Copy out every line of the listing below, character for character, leaving out the picture.

**** INFORMATION SHOWN ****

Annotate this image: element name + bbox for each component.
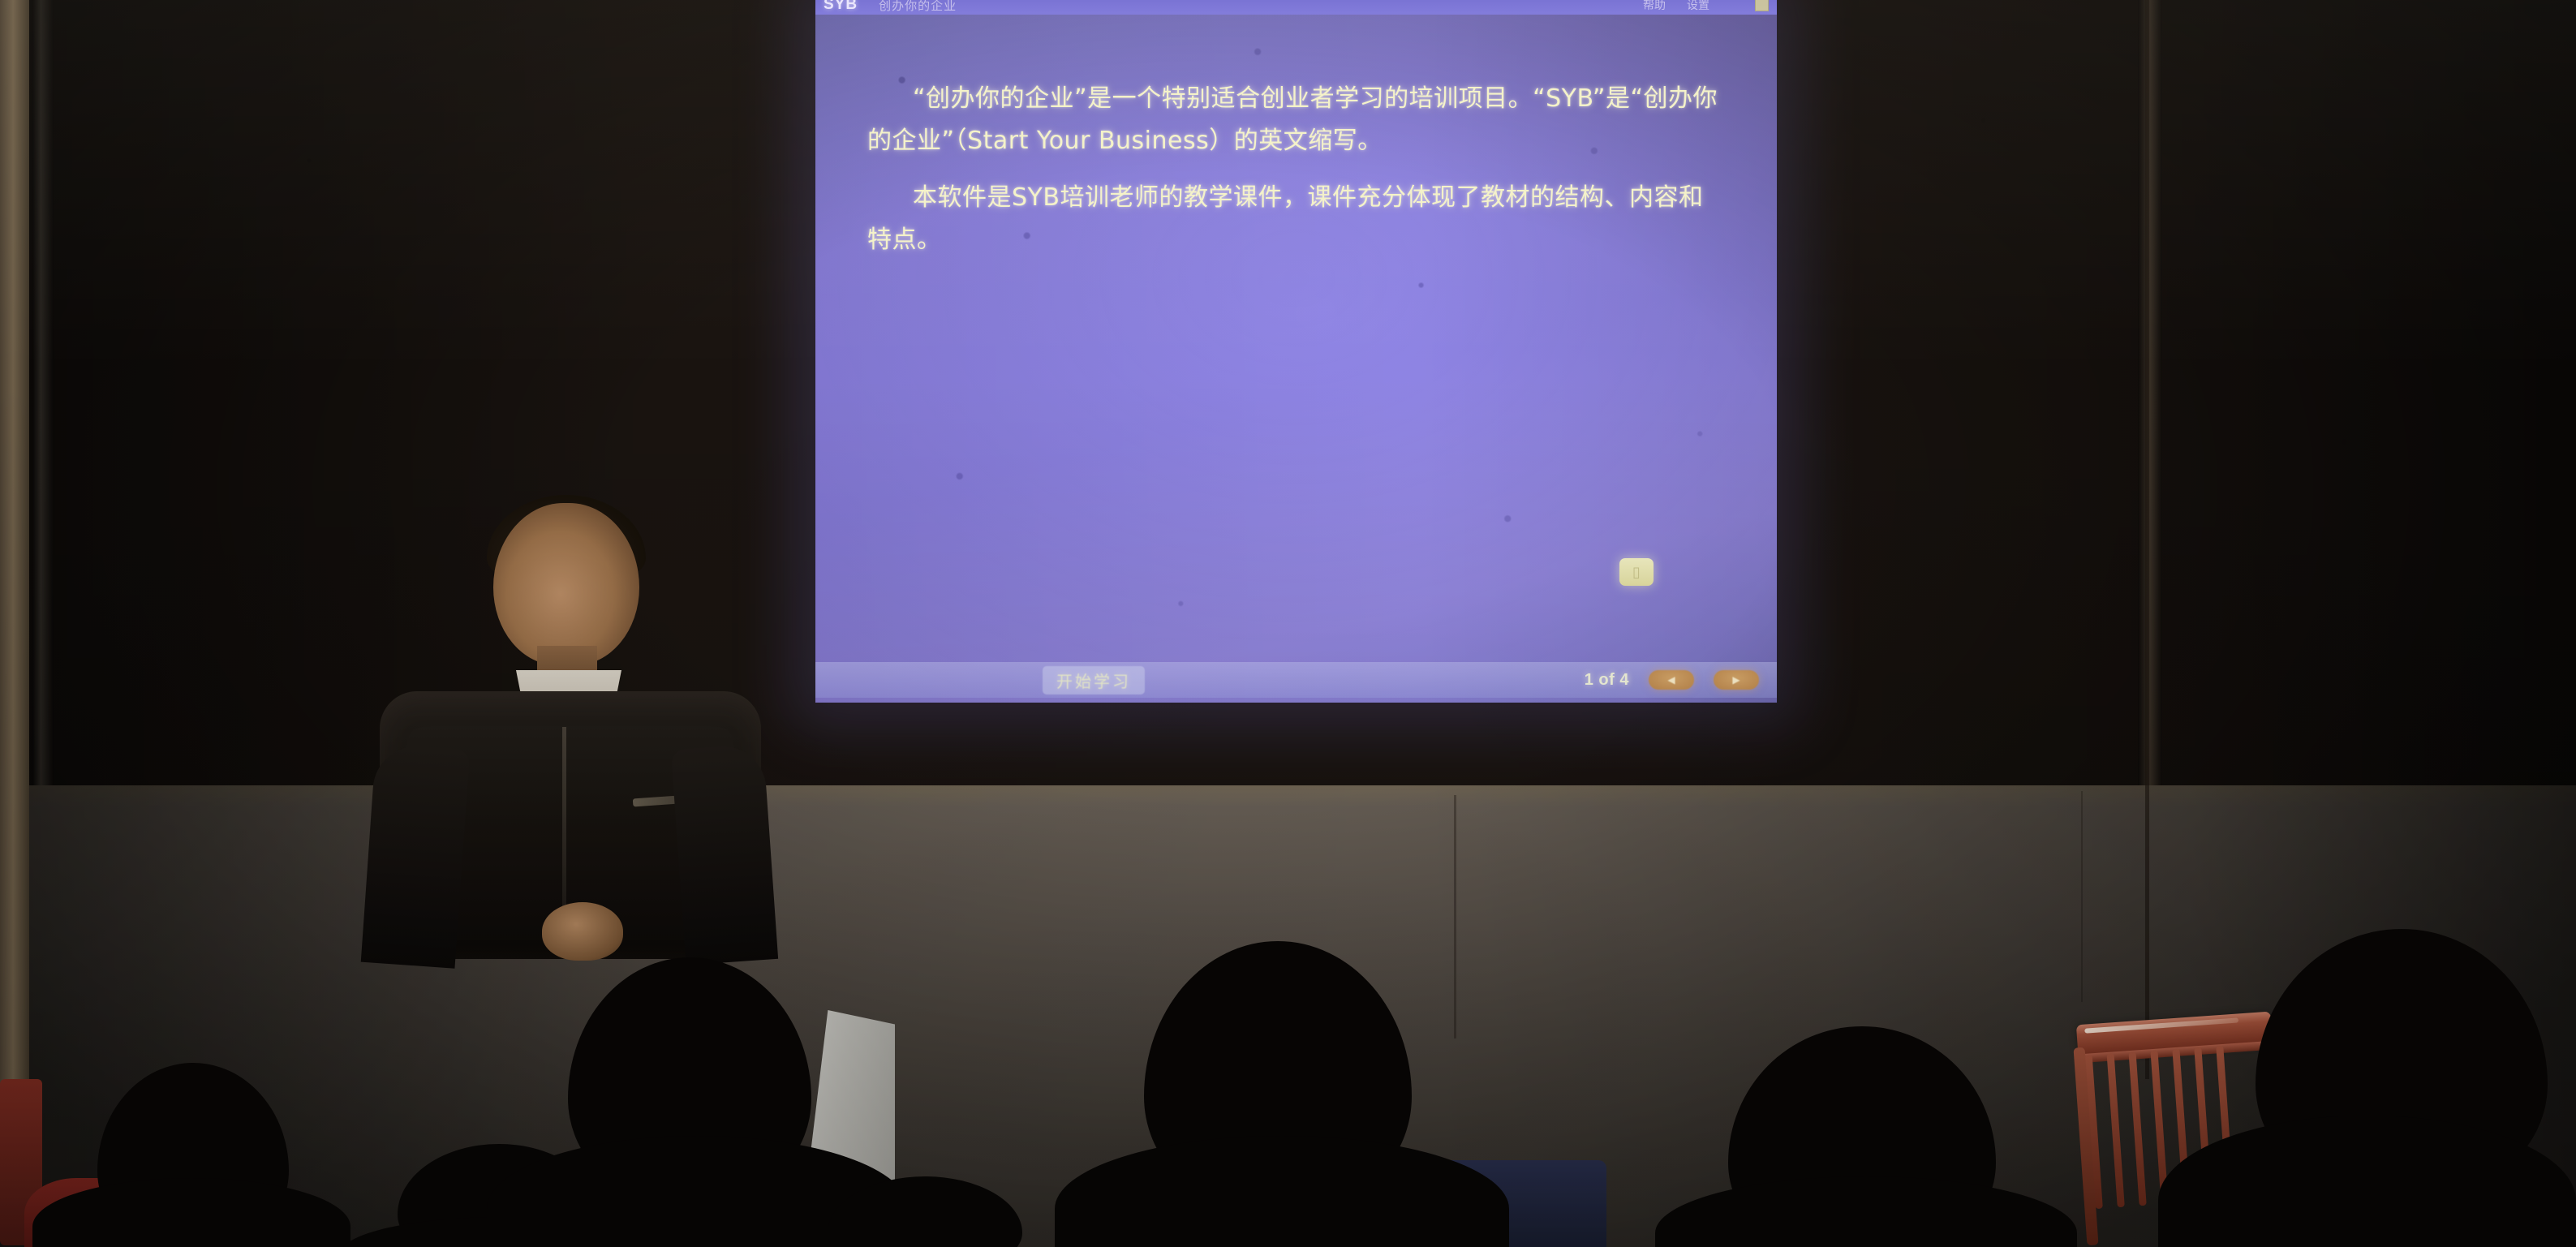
chair-slat bbox=[2107, 1053, 2125, 1207]
presenter-head bbox=[493, 503, 639, 665]
presenter-hands bbox=[542, 902, 623, 961]
classroom-photo-scene: SYB 创办你的企业 帮助 设置 “创办你的企业”是一个特别适合创业者学习的培训… bbox=[0, 0, 2576, 1247]
close-icon[interactable] bbox=[1755, 0, 1769, 11]
menu-item-settings[interactable]: 设置 bbox=[1687, 0, 1709, 13]
app-title-label: 创办你的企业 bbox=[879, 0, 957, 14]
wall-seam-right bbox=[2138, 0, 2162, 803]
wall-seam-left bbox=[32, 0, 54, 803]
slide-paragraph-1: “创办你的企业”是一个特别适合创业者学习的培训项目。“SYB”是“创办你的企业”… bbox=[867, 78, 1725, 162]
slide-titlebar: SYB 创办你的企业 帮助 设置 bbox=[815, 0, 1777, 15]
next-page-button[interactable]: ▶ bbox=[1714, 670, 1759, 690]
chair-slat bbox=[2128, 1051, 2146, 1206]
projection-screen: SYB 创办你的企业 帮助 设置 “创办你的企业”是一个特别适合创业者学习的培训… bbox=[815, 0, 1777, 703]
slide-body: “创办你的企业”是一个特别适合创业者学习的培训项目。“SYB”是“创办你的企业”… bbox=[815, 15, 1777, 631]
left-pillar bbox=[0, 0, 29, 1087]
note-glyph-mark: ▯ bbox=[1632, 564, 1641, 581]
slide-toolbar: 开始学习 1 of 4 ◀ ▶ bbox=[815, 662, 1777, 698]
wall-crack-mid-right bbox=[2081, 791, 2083, 1002]
presenter bbox=[357, 503, 811, 957]
wall-crack-center bbox=[1454, 795, 1456, 1038]
wall-crack-right bbox=[2145, 0, 2149, 1079]
note-glyph-icon[interactable]: ▯ bbox=[1619, 558, 1654, 586]
page-indicator: 1 of 4 bbox=[1585, 671, 1629, 690]
presenter-arm-right bbox=[671, 743, 778, 965]
presenter-arm-left bbox=[361, 743, 471, 968]
slide-paragraph-2: 本软件是SYB培训老师的教学课件，课件充分体现了教材的结构、内容和特点。 bbox=[867, 177, 1725, 261]
start-learning-button[interactable]: 开始学习 bbox=[1043, 666, 1145, 694]
app-brand-label: SYB bbox=[824, 0, 858, 14]
menu-item-help[interactable]: 帮助 bbox=[1643, 0, 1666, 13]
titlebar-menu[interactable]: 帮助 设置 bbox=[1643, 0, 1769, 13]
prev-page-button[interactable]: ◀ bbox=[1649, 670, 1694, 690]
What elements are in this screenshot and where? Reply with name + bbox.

****

EXPECTED ANSWER
Annotate this image: element name + bbox for each component.
chair-slat bbox=[2107, 1053, 2125, 1207]
presenter-head bbox=[493, 503, 639, 665]
presenter-hands bbox=[542, 902, 623, 961]
classroom-photo-scene: SYB 创办你的企业 帮助 设置 “创办你的企业”是一个特别适合创业者学习的培训… bbox=[0, 0, 2576, 1247]
close-icon[interactable] bbox=[1755, 0, 1769, 11]
menu-item-settings[interactable]: 设置 bbox=[1687, 0, 1709, 13]
app-title-label: 创办你的企业 bbox=[879, 0, 957, 14]
wall-seam-right bbox=[2138, 0, 2162, 803]
wall-seam-left bbox=[32, 0, 54, 803]
slide-paragraph-1: “创办你的企业”是一个特别适合创业者学习的培训项目。“SYB”是“创办你的企业”… bbox=[867, 78, 1725, 162]
slide-titlebar: SYB 创办你的企业 帮助 设置 bbox=[815, 0, 1777, 15]
next-page-button[interactable]: ▶ bbox=[1714, 670, 1759, 690]
chair-slat bbox=[2128, 1051, 2146, 1206]
projection-screen: SYB 创办你的企业 帮助 设置 “创办你的企业”是一个特别适合创业者学习的培训… bbox=[815, 0, 1777, 703]
slide-body: “创办你的企业”是一个特别适合创业者学习的培训项目。“SYB”是“创办你的企业”… bbox=[815, 15, 1777, 631]
left-pillar bbox=[0, 0, 29, 1087]
note-glyph-mark: ▯ bbox=[1632, 564, 1641, 581]
slide-toolbar: 开始学习 1 of 4 ◀ ▶ bbox=[815, 662, 1777, 698]
wall-crack-mid-right bbox=[2081, 791, 2083, 1002]
presenter bbox=[357, 503, 811, 957]
wall-crack-center bbox=[1454, 795, 1456, 1038]
wall-crack-right bbox=[2145, 0, 2149, 1079]
note-glyph-icon[interactable]: ▯ bbox=[1619, 558, 1654, 586]
page-indicator: 1 of 4 bbox=[1585, 671, 1629, 690]
presenter-arm-right bbox=[671, 743, 778, 965]
presenter-arm-left bbox=[361, 743, 471, 968]
slide-paragraph-2: 本软件是SYB培训老师的教学课件，课件充分体现了教材的结构、内容和特点。 bbox=[867, 177, 1725, 261]
start-learning-button[interactable]: 开始学习 bbox=[1043, 666, 1145, 694]
app-brand-label: SYB bbox=[824, 0, 858, 14]
menu-item-help[interactable]: 帮助 bbox=[1643, 0, 1666, 13]
titlebar-menu[interactable]: 帮助 设置 bbox=[1643, 0, 1769, 13]
prev-page-button[interactable]: ◀ bbox=[1649, 670, 1694, 690]
What elements are in this screenshot and where? Reply with name + bbox.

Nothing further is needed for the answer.